- Short task -
Go through each line of the records below and count those with the word "title". Give only the count.

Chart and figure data
++++

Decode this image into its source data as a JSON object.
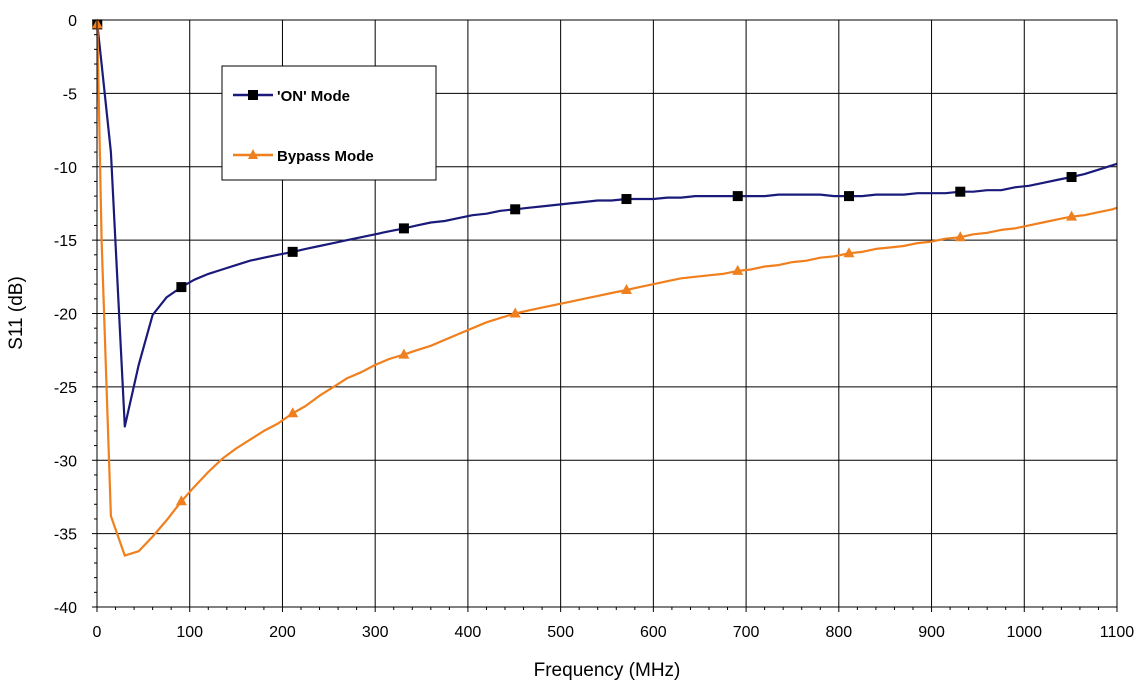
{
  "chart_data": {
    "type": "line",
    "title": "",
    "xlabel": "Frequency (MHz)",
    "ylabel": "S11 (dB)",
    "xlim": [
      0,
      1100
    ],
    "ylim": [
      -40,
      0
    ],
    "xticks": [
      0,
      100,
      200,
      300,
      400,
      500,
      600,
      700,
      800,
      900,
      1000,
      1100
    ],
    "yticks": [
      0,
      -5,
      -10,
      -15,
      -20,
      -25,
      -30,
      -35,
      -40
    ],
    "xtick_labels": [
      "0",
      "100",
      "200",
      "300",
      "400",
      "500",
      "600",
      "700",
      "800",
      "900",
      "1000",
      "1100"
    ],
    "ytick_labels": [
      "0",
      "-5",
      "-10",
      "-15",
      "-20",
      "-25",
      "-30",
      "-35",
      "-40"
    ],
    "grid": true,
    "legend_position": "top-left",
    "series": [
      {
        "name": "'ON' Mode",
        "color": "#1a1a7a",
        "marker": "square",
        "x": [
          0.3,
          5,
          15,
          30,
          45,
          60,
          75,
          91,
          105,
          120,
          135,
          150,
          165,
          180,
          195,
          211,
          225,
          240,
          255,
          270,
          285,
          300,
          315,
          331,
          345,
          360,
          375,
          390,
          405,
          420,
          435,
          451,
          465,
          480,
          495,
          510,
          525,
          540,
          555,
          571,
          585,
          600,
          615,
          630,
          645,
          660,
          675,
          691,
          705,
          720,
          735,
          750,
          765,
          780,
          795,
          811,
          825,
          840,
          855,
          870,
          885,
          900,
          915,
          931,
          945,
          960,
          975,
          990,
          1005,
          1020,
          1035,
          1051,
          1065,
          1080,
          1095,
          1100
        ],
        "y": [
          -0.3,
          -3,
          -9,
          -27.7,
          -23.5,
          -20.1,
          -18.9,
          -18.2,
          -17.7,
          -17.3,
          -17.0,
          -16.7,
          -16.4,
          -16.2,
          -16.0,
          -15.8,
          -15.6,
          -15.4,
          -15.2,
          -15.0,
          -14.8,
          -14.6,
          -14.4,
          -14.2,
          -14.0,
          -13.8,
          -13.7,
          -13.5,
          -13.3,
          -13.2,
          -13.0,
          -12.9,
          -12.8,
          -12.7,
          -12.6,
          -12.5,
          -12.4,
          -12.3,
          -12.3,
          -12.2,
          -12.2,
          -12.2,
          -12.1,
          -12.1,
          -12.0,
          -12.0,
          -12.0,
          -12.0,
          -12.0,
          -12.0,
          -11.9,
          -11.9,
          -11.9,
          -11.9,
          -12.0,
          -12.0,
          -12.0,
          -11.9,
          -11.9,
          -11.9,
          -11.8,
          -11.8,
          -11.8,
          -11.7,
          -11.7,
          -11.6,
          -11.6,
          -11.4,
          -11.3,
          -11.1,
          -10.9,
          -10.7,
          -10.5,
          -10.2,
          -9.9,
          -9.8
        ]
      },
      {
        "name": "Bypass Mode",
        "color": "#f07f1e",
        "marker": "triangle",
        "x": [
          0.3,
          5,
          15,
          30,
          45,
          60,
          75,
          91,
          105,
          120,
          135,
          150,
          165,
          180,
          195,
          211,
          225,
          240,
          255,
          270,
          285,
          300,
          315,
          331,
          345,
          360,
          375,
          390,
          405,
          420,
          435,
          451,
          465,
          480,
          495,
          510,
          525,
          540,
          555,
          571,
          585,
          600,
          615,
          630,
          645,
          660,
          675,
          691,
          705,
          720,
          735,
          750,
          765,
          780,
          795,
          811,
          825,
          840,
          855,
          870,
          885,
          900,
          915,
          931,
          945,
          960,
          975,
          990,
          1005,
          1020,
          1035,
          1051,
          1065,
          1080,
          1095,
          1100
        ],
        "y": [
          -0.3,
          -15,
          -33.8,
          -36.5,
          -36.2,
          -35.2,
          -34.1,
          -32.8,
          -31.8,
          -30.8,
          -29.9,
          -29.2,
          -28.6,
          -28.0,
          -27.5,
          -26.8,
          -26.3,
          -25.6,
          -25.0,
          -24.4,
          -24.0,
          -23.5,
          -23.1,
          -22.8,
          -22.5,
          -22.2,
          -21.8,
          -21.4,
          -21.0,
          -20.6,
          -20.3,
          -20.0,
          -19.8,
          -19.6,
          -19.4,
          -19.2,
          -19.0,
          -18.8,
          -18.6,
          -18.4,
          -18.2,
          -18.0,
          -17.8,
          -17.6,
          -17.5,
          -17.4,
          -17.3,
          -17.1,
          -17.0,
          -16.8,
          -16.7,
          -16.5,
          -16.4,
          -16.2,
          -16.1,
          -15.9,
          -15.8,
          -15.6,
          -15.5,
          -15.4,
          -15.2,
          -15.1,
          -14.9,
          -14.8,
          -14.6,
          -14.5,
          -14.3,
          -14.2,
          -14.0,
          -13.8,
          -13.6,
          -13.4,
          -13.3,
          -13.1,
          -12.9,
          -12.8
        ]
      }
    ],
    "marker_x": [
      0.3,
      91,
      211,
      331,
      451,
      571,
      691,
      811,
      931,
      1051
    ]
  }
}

++++

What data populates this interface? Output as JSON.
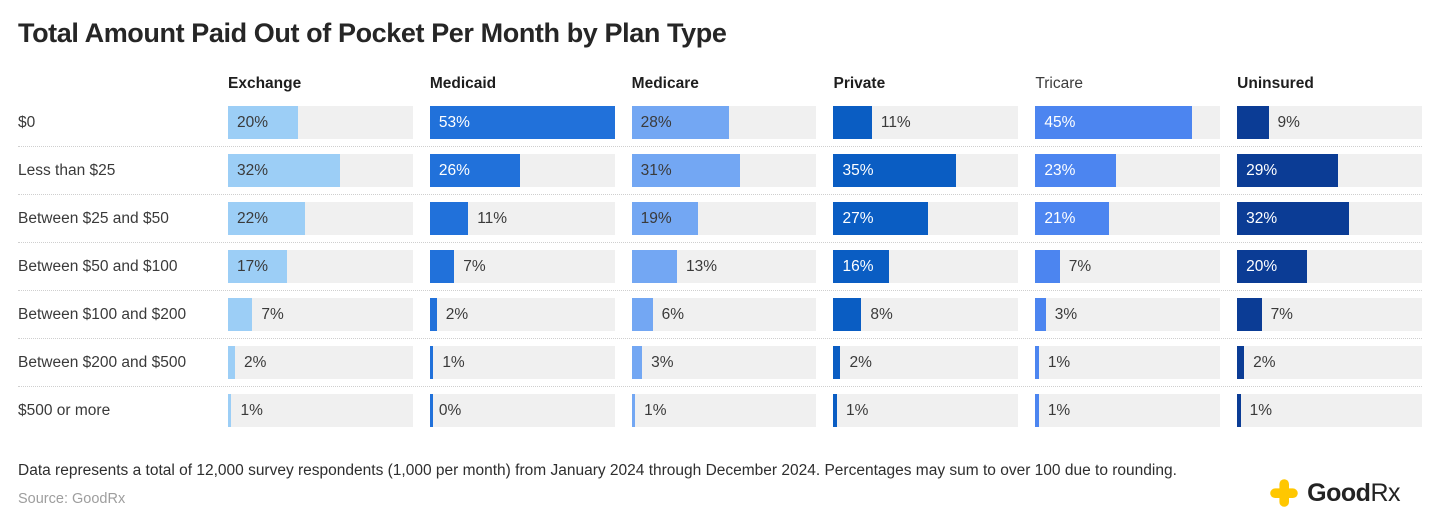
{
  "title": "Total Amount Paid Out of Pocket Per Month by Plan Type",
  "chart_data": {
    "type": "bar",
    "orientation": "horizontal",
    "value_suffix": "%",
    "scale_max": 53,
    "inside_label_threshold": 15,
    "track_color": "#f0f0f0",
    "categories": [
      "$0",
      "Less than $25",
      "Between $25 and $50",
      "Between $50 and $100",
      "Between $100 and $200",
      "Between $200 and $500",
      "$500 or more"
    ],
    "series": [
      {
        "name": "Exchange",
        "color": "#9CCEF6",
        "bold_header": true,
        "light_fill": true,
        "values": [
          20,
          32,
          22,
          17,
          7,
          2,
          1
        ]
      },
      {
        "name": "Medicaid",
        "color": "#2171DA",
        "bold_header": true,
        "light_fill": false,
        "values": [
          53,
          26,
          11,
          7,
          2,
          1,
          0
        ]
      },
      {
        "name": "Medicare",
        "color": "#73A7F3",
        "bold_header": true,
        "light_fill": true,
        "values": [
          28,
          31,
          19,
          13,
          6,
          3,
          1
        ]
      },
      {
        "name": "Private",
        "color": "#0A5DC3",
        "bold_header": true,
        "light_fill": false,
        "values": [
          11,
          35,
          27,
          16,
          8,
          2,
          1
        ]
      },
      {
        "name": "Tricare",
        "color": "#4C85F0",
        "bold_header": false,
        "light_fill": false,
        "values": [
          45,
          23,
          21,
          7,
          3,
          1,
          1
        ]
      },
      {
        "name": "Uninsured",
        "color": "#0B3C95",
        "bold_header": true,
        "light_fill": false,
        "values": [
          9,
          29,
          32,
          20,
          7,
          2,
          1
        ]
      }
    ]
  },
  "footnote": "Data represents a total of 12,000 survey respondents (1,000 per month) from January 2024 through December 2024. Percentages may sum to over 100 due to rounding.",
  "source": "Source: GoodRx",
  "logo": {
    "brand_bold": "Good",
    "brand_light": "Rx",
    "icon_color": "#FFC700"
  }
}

++++

- Output for this exercise -
2